- [Record list]:
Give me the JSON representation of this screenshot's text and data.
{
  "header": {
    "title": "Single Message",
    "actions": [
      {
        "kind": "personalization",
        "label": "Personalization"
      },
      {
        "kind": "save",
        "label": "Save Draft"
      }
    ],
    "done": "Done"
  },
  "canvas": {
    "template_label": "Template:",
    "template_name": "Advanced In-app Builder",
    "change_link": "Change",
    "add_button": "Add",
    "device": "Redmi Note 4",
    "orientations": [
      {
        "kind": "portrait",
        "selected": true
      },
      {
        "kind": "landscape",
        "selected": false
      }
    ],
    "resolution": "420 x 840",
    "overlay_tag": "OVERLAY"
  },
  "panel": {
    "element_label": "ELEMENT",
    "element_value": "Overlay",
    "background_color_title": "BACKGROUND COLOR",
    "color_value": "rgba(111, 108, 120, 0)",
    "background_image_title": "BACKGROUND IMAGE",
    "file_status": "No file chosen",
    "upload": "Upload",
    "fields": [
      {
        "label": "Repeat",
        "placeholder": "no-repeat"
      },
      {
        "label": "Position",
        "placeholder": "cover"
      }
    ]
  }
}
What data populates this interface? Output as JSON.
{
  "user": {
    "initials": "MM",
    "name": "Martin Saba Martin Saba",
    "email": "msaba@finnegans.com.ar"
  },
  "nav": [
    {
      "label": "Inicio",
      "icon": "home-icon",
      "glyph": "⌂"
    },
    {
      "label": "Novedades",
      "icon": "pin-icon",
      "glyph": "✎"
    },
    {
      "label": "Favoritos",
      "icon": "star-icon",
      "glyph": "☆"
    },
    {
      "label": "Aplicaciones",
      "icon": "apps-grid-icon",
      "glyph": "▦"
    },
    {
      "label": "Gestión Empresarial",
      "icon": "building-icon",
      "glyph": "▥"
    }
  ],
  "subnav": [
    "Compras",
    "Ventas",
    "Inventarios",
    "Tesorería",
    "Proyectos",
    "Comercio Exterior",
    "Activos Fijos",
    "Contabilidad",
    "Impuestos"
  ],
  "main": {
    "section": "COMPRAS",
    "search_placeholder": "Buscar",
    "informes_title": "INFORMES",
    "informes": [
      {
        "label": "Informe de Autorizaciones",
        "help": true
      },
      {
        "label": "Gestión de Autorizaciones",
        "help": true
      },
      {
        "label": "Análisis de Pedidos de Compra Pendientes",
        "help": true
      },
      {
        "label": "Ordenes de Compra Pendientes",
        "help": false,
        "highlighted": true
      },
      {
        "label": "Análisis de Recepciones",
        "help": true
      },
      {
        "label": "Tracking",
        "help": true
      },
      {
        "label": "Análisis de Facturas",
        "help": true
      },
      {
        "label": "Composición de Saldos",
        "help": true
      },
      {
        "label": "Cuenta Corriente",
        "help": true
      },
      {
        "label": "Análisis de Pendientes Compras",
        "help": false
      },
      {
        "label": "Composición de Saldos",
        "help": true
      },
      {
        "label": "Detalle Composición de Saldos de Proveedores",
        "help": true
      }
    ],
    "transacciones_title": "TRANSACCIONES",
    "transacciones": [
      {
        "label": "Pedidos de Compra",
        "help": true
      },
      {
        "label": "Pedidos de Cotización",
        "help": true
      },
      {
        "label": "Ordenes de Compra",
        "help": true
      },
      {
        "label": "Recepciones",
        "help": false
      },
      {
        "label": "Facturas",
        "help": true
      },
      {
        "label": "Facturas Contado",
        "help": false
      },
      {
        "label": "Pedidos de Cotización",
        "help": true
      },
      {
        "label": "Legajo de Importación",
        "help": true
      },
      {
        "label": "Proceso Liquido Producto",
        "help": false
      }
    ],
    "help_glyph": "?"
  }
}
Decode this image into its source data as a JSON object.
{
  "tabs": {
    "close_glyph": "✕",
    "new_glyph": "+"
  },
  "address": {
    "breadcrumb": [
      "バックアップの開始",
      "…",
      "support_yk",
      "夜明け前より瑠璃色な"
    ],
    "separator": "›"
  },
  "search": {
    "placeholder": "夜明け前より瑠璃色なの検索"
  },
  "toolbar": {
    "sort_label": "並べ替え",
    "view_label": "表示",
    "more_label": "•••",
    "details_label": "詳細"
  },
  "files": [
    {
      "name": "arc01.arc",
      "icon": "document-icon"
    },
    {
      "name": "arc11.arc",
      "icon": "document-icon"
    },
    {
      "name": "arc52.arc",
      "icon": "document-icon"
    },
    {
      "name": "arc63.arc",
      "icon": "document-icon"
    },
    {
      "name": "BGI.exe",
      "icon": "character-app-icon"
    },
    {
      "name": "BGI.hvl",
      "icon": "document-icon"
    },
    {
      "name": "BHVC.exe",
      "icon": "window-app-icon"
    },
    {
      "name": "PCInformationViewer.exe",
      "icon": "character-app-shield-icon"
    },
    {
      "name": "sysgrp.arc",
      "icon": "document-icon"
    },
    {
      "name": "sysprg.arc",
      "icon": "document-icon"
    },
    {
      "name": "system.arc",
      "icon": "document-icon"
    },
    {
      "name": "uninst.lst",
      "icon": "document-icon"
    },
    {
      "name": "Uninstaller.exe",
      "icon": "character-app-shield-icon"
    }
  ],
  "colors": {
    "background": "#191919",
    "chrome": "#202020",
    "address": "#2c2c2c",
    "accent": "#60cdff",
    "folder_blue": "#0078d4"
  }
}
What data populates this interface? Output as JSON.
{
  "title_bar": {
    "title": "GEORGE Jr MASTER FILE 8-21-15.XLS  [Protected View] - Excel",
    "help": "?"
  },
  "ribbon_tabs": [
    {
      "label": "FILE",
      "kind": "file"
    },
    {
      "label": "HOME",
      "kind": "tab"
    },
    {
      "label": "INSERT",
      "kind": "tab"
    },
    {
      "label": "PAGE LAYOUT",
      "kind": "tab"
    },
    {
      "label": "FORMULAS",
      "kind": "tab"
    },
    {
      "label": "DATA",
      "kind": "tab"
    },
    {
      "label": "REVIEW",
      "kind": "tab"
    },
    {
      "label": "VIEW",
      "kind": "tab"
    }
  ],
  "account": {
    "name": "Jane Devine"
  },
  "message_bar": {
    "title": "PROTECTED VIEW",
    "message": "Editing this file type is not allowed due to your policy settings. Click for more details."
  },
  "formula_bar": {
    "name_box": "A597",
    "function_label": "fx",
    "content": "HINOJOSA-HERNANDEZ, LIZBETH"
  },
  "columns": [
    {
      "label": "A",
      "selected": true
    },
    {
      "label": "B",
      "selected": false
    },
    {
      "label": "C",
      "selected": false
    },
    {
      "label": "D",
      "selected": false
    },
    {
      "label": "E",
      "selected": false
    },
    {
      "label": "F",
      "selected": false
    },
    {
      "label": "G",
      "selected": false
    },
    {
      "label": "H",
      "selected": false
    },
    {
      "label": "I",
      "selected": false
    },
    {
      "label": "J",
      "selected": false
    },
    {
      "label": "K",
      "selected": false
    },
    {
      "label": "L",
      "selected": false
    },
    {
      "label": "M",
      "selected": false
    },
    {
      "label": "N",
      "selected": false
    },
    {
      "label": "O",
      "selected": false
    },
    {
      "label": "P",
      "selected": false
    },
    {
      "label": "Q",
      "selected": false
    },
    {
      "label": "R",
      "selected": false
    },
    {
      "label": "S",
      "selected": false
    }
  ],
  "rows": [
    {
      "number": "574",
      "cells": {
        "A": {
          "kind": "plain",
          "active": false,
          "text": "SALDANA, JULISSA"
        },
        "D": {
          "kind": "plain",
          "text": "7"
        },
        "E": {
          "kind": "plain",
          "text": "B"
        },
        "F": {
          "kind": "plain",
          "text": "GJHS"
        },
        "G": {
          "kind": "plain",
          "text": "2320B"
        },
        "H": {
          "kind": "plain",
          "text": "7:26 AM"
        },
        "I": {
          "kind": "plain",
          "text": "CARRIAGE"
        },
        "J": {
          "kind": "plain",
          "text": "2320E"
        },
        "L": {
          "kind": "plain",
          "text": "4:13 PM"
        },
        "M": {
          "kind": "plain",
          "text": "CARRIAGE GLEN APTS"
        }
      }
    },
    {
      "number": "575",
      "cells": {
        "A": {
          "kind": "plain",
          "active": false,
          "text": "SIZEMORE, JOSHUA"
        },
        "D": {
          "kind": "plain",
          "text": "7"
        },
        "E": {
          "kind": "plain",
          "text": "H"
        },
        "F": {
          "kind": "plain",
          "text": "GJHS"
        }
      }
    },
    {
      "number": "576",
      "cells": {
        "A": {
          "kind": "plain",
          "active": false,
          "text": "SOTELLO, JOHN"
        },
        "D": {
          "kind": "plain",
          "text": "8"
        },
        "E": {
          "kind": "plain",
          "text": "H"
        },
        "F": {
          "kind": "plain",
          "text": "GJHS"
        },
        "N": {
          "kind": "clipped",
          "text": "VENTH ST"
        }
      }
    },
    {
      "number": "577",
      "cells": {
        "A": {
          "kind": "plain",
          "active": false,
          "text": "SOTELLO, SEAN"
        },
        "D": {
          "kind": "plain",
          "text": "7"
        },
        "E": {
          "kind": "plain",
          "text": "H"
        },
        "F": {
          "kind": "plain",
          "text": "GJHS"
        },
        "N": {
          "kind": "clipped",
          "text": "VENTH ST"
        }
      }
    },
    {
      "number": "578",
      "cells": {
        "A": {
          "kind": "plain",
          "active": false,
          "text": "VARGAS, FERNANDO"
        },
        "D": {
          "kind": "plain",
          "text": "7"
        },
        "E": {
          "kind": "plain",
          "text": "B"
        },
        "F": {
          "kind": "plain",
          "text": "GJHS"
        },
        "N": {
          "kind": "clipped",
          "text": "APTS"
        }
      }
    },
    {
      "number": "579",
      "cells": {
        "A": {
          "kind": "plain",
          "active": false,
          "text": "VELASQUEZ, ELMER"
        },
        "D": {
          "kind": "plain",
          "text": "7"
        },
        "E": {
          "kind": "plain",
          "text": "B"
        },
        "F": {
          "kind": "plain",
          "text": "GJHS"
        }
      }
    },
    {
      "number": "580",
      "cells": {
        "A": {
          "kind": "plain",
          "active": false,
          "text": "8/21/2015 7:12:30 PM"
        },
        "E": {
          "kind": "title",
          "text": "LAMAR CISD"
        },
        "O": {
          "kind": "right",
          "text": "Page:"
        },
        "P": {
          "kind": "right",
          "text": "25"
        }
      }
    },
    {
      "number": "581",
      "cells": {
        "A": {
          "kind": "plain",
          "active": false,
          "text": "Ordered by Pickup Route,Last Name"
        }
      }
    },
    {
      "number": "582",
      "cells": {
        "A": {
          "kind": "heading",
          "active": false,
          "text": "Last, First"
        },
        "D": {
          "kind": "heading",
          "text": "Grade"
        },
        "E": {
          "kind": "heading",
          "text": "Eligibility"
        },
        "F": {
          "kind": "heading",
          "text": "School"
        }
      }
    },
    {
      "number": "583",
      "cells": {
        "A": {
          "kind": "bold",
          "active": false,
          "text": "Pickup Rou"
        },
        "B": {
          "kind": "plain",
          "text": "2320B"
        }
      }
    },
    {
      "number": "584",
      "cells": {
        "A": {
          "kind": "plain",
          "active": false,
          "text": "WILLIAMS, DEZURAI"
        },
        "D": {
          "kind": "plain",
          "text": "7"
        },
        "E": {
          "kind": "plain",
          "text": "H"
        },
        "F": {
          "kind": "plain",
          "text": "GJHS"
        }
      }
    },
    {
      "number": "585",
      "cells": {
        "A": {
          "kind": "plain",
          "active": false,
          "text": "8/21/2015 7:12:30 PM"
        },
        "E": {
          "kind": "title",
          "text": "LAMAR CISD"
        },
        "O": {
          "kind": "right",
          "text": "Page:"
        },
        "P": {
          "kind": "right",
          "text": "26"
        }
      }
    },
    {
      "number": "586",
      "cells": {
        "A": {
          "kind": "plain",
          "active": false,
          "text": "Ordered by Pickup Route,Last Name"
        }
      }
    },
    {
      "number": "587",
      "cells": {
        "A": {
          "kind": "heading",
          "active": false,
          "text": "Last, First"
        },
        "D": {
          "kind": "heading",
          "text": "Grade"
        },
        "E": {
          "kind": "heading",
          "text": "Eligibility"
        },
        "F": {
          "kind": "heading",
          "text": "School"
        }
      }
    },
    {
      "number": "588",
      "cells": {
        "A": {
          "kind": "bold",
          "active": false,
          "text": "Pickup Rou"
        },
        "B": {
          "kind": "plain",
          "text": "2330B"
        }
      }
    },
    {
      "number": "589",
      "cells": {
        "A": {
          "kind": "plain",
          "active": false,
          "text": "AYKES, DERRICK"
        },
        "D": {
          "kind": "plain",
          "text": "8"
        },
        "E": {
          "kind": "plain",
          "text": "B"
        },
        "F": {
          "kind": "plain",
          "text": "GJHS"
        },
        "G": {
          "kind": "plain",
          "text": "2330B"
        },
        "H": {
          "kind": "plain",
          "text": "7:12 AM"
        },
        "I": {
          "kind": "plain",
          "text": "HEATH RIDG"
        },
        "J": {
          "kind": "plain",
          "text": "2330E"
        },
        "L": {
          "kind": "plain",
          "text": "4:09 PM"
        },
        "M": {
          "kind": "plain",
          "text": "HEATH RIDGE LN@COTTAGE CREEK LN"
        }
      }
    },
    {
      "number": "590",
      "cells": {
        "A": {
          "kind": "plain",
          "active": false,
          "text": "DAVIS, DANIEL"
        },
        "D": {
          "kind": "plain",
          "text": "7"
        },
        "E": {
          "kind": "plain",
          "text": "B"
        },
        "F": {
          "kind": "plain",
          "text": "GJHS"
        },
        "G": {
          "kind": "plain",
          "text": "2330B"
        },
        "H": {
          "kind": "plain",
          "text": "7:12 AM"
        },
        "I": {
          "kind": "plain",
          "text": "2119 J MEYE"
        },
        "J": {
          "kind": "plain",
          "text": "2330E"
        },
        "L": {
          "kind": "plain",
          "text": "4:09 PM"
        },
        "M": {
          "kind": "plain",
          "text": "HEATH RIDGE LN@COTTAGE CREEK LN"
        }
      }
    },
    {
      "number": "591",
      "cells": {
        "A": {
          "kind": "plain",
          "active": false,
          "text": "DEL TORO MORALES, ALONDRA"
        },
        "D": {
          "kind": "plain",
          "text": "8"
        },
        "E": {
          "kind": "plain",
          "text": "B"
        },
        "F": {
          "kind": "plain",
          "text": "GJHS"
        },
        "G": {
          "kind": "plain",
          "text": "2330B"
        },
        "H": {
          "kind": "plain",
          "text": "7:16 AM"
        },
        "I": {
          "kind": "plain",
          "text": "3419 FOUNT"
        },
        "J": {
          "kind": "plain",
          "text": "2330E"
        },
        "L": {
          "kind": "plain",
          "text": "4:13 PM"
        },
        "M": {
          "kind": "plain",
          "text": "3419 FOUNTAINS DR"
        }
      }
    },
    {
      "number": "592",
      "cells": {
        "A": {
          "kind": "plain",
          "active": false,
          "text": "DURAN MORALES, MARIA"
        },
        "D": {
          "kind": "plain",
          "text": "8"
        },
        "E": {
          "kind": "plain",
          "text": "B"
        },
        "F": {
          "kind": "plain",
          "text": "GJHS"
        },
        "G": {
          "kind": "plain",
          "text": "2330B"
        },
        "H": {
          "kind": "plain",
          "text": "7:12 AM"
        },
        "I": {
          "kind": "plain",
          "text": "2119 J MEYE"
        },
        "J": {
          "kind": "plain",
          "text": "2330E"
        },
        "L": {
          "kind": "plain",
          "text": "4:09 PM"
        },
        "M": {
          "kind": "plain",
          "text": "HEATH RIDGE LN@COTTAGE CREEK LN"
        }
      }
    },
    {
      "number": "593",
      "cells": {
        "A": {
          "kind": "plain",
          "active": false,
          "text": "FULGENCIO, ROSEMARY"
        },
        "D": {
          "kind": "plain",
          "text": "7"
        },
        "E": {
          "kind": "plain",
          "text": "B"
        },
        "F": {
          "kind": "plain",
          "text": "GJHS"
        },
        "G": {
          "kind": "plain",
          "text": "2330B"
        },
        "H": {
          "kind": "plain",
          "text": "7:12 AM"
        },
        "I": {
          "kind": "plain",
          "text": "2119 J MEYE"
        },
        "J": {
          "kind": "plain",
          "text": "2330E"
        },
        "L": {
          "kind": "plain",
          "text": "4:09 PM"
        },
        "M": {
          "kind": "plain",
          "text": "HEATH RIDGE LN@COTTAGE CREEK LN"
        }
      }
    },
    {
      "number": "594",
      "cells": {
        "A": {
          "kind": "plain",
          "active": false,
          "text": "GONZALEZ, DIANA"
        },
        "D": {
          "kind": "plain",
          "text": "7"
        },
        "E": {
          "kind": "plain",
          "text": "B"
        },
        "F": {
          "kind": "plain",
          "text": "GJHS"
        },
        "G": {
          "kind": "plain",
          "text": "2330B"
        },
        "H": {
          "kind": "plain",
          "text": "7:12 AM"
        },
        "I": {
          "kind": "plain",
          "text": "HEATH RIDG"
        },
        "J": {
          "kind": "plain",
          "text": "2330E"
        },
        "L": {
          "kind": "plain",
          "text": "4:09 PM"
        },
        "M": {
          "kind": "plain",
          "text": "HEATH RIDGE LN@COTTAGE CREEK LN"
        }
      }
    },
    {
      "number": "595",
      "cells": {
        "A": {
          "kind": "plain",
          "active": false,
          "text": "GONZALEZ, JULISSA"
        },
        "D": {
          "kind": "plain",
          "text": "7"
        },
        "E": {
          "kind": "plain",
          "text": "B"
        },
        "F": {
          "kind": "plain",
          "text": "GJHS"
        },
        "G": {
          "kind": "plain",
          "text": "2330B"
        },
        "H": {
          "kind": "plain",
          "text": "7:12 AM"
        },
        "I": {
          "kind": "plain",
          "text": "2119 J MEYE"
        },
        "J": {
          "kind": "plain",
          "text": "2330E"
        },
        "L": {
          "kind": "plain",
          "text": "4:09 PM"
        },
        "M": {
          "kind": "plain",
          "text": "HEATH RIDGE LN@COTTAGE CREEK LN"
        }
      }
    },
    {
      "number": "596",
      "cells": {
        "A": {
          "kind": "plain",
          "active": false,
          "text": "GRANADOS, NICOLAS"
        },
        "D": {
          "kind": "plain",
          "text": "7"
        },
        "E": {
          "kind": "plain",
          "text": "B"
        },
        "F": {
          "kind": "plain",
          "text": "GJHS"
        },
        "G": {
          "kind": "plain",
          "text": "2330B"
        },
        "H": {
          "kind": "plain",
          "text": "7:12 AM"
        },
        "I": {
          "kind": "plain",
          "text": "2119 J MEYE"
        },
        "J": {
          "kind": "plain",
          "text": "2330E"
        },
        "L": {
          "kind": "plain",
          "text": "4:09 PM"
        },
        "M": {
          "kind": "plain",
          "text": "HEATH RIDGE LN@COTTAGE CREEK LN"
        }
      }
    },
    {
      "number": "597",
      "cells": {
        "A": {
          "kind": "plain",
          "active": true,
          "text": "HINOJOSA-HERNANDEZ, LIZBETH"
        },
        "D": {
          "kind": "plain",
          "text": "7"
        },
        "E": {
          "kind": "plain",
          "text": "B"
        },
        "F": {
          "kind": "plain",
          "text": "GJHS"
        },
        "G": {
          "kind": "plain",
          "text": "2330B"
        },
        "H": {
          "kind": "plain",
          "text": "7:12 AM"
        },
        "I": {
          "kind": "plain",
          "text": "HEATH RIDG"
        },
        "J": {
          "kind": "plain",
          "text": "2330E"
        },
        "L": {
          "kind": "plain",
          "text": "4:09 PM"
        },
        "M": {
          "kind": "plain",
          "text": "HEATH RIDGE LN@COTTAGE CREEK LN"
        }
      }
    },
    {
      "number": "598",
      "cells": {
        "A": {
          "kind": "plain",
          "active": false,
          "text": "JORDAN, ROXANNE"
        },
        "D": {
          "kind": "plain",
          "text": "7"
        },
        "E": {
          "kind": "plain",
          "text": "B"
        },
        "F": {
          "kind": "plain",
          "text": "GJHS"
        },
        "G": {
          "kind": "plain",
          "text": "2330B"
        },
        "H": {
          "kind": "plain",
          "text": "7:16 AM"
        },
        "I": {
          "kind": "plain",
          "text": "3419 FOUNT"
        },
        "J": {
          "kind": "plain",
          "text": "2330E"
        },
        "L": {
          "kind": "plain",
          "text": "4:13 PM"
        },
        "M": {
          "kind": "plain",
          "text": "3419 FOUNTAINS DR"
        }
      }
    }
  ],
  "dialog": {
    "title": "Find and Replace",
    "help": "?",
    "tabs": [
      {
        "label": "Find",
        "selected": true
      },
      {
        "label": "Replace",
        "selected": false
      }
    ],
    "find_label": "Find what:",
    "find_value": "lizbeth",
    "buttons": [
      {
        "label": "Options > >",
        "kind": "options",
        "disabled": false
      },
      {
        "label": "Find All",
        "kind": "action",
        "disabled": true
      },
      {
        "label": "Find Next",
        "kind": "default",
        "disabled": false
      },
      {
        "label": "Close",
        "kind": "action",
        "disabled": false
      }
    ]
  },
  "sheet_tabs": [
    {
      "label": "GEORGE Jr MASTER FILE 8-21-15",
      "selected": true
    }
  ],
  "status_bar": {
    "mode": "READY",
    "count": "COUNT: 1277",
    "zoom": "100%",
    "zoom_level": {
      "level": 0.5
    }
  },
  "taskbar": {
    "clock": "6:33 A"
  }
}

- [Task requirements]: Only lines holding the string "Recepciones" are wanted; gather each one from the entries above.

- [The response]:
        "label": "Análisis de Recepciones",
        "label": "Recepciones",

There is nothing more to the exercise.